Given information

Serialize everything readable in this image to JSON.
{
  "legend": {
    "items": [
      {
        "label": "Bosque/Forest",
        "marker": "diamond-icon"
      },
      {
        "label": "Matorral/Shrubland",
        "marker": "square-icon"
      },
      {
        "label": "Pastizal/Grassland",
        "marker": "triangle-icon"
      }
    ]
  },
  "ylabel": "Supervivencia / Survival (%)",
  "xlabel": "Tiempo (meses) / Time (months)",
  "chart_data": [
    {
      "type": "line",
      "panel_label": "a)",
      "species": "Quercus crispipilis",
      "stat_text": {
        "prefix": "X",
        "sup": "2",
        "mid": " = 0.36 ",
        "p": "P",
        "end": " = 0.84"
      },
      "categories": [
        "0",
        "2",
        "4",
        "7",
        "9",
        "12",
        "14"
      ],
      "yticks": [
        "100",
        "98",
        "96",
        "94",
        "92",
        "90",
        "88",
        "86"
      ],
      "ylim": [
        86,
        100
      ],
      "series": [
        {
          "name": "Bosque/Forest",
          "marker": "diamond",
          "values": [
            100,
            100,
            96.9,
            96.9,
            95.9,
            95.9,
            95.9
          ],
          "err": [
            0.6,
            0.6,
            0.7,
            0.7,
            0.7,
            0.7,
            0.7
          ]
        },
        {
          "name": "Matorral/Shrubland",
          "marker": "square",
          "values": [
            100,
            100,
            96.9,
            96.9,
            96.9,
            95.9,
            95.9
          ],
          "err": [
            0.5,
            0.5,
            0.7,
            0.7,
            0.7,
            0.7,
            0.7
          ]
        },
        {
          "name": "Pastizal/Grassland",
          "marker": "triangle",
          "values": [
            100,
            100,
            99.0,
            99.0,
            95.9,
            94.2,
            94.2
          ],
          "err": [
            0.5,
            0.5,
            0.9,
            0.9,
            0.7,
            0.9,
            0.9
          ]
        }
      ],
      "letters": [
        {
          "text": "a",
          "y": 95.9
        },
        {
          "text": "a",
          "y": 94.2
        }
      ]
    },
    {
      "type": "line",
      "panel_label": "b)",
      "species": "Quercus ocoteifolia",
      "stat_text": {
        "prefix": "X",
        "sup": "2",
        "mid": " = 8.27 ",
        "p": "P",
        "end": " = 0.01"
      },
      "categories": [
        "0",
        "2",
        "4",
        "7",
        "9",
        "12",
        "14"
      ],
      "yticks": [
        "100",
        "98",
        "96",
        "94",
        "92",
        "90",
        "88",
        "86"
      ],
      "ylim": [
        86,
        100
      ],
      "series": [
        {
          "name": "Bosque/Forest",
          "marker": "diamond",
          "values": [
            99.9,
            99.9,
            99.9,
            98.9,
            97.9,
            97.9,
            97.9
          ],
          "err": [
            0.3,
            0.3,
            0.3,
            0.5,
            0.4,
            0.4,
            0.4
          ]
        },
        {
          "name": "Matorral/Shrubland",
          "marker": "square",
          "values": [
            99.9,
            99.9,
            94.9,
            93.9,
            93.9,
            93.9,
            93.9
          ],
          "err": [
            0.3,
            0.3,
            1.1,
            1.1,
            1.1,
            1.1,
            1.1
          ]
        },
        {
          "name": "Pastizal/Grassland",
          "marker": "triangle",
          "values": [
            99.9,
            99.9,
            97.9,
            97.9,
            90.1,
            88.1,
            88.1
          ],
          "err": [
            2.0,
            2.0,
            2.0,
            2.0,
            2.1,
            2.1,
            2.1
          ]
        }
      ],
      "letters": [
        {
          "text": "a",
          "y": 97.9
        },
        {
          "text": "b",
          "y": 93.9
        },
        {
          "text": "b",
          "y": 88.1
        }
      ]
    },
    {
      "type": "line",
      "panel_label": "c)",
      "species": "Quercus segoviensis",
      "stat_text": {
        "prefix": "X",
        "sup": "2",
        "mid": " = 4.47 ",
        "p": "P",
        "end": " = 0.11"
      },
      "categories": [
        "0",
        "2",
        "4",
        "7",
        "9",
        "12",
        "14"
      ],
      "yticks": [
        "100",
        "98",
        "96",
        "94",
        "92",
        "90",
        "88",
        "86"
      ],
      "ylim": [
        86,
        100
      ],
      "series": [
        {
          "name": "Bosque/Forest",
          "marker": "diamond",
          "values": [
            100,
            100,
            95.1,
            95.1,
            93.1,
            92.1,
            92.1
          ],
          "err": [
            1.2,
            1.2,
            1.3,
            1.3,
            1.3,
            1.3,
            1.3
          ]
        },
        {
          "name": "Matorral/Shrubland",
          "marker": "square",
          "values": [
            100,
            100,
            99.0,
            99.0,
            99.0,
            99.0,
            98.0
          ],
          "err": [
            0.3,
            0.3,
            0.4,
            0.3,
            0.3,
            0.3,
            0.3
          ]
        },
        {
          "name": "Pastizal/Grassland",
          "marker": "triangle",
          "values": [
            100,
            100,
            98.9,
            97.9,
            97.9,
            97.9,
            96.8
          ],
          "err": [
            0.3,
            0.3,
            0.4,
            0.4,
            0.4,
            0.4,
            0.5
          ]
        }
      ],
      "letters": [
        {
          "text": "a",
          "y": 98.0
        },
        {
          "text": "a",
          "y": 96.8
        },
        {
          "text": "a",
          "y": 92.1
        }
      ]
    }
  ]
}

Work required
Would you write down every record again, exactly?

Result of the exercise
Serialize everything readable in this image to JSON.
{
  "legend": {
    "items": [
      {
        "label": "Bosque/Forest",
        "marker": "diamond-icon"
      },
      {
        "label": "Matorral/Shrubland",
        "marker": "square-icon"
      },
      {
        "label": "Pastizal/Grassland",
        "marker": "triangle-icon"
      }
    ]
  },
  "ylabel": "Supervivencia / Survival (%)",
  "xlabel": "Tiempo (meses) / Time (months)",
  "chart_data": [
    {
      "type": "line",
      "panel_label": "a)",
      "species": "Quercus crispipilis",
      "stat_text": {
        "prefix": "X",
        "sup": "2",
        "mid": " = 0.36 ",
        "p": "P",
        "end": " = 0.84"
      },
      "categories": [
        "0",
        "2",
        "4",
        "7",
        "9",
        "12",
        "14"
      ],
      "yticks": [
        "100",
        "98",
        "96",
        "94",
        "92",
        "90",
        "88",
        "86"
      ],
      "ylim": [
        86,
        100
      ],
      "series": [
        {
          "name": "Bosque/Forest",
          "marker": "diamond",
          "values": [
            100,
            100,
            96.9,
            96.9,
            95.9,
            95.9,
            95.9
          ],
          "err": [
            0.6,
            0.6,
            0.7,
            0.7,
            0.7,
            0.7,
            0.7
          ]
        },
        {
          "name": "Matorral/Shrubland",
          "marker": "square",
          "values": [
            100,
            100,
            96.9,
            96.9,
            96.9,
            95.9,
            95.9
          ],
          "err": [
            0.5,
            0.5,
            0.7,
            0.7,
            0.7,
            0.7,
            0.7
          ]
        },
        {
          "name": "Pastizal/Grassland",
          "marker": "triangle",
          "values": [
            100,
            100,
            99.0,
            99.0,
            95.9,
            94.2,
            94.2
          ],
          "err": [
            0.5,
            0.5,
            0.9,
            0.9,
            0.7,
            0.9,
            0.9
          ]
        }
      ],
      "letters": [
        {
          "text": "a",
          "y": 95.9
        },
        {
          "text": "a",
          "y": 94.2
        }
      ]
    },
    {
      "type": "line",
      "panel_label": "b)",
      "species": "Quercus ocoteifolia",
      "stat_text": {
        "prefix": "X",
        "sup": "2",
        "mid": " = 8.27 ",
        "p": "P",
        "end": " = 0.01"
      },
      "categories": [
        "0",
        "2",
        "4",
        "7",
        "9",
        "12",
        "14"
      ],
      "yticks": [
        "100",
        "98",
        "96",
        "94",
        "92",
        "90",
        "88",
        "86"
      ],
      "ylim": [
        86,
        100
      ],
      "series": [
        {
          "name": "Bosque/Forest",
          "marker": "diamond",
          "values": [
            99.9,
            99.9,
            99.9,
            98.9,
            97.9,
            97.9,
            97.9
          ],
          "err": [
            0.3,
            0.3,
            0.3,
            0.5,
            0.4,
            0.4,
            0.4
          ]
        },
        {
          "name": "Matorral/Shrubland",
          "marker": "square",
          "values": [
            99.9,
            99.9,
            94.9,
            93.9,
            93.9,
            93.9,
            93.9
          ],
          "err": [
            0.3,
            0.3,
            1.1,
            1.1,
            1.1,
            1.1,
            1.1
          ]
        },
        {
          "name": "Pastizal/Grassland",
          "marker": "triangle",
          "values": [
            99.9,
            99.9,
            97.9,
            97.9,
            90.1,
            88.1,
            88.1
          ],
          "err": [
            2.0,
            2.0,
            2.0,
            2.0,
            2.1,
            2.1,
            2.1
          ]
        }
      ],
      "letters": [
        {
          "text": "a",
          "y": 97.9
        },
        {
          "text": "b",
          "y": 93.9
        },
        {
          "text": "b",
          "y": 88.1
        }
      ]
    },
    {
      "type": "line",
      "panel_label": "c)",
      "species": "Quercus segoviensis",
      "stat_text": {
        "prefix": "X",
        "sup": "2",
        "mid": " = 4.47 ",
        "p": "P",
        "end": " = 0.11"
      },
      "categories": [
        "0",
        "2",
        "4",
        "7",
        "9",
        "12",
        "14"
      ],
      "yticks": [
        "100",
        "98",
        "96",
        "94",
        "92",
        "90",
        "88",
        "86"
      ],
      "ylim": [
        86,
        100
      ],
      "series": [
        {
          "name": "Bosque/Forest",
          "marker": "diamond",
          "values": [
            100,
            100,
            95.1,
            95.1,
            93.1,
            92.1,
            92.1
          ],
          "err": [
            1.2,
            1.2,
            1.3,
            1.3,
            1.3,
            1.3,
            1.3
          ]
        },
        {
          "name": "Matorral/Shrubland",
          "marker": "square",
          "values": [
            100,
            100,
            99.0,
            99.0,
            99.0,
            99.0,
            98.0
          ],
          "err": [
            0.3,
            0.3,
            0.4,
            0.3,
            0.3,
            0.3,
            0.3
          ]
        },
        {
          "name": "Pastizal/Grassland",
          "marker": "triangle",
          "values": [
            100,
            100,
            98.9,
            97.9,
            97.9,
            97.9,
            96.8
          ],
          "err": [
            0.3,
            0.3,
            0.4,
            0.4,
            0.4,
            0.4,
            0.5
          ]
        }
      ],
      "letters": [
        {
          "text": "a",
          "y": 98.0
        },
        {
          "text": "a",
          "y": 96.8
        },
        {
          "text": "a",
          "y": 92.1
        }
      ]
    }
  ]
}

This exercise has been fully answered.